((

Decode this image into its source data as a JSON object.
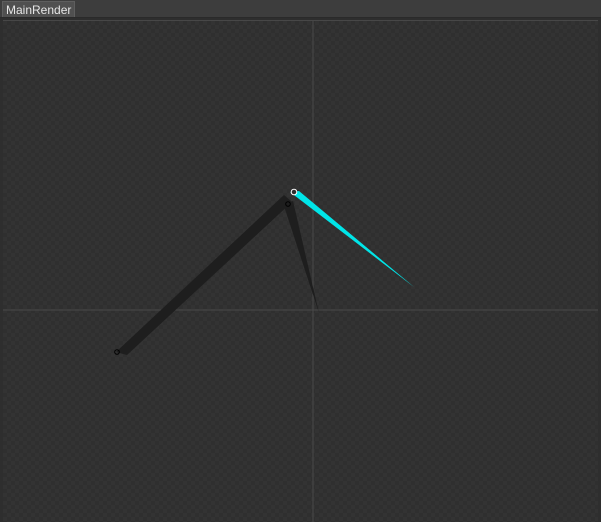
{
  "window": {
    "tab_title": "MainRender"
  },
  "scene": {
    "background_color": "#333333",
    "axis_color": "#4a4a4a",
    "selected_bone_color": "#00e5e8",
    "bone_shadow_color": "#1e1e1e",
    "pivot_color": "#ffffff",
    "joint_color": "#000000"
  }
}
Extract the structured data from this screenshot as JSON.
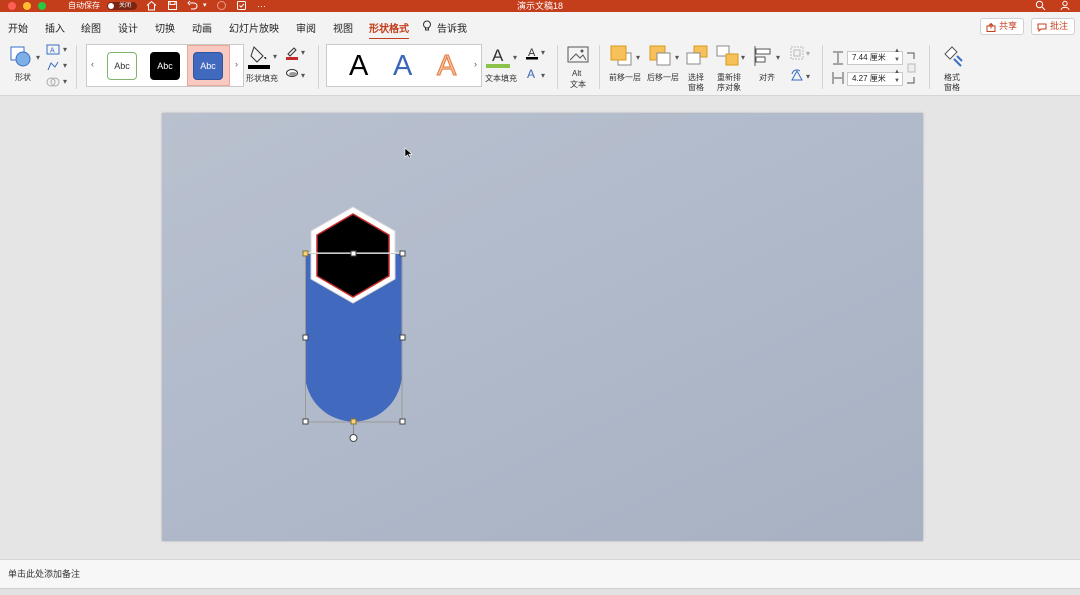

))

● Given request: Leave out the pictures and output every record above precisely as given.

● Task answer:
Decode this image into its source data as a JSON object.
{
  "window": {
    "tab_title": "MainRender"
  },
  "scene": {
    "background_color": "#333333",
    "axis_color": "#4a4a4a",
    "selected_bone_color": "#00e5e8",
    "bone_shadow_color": "#1e1e1e",
    "pivot_color": "#ffffff",
    "joint_color": "#000000"
  }
}
Extract the structured data from this screenshot as JSON.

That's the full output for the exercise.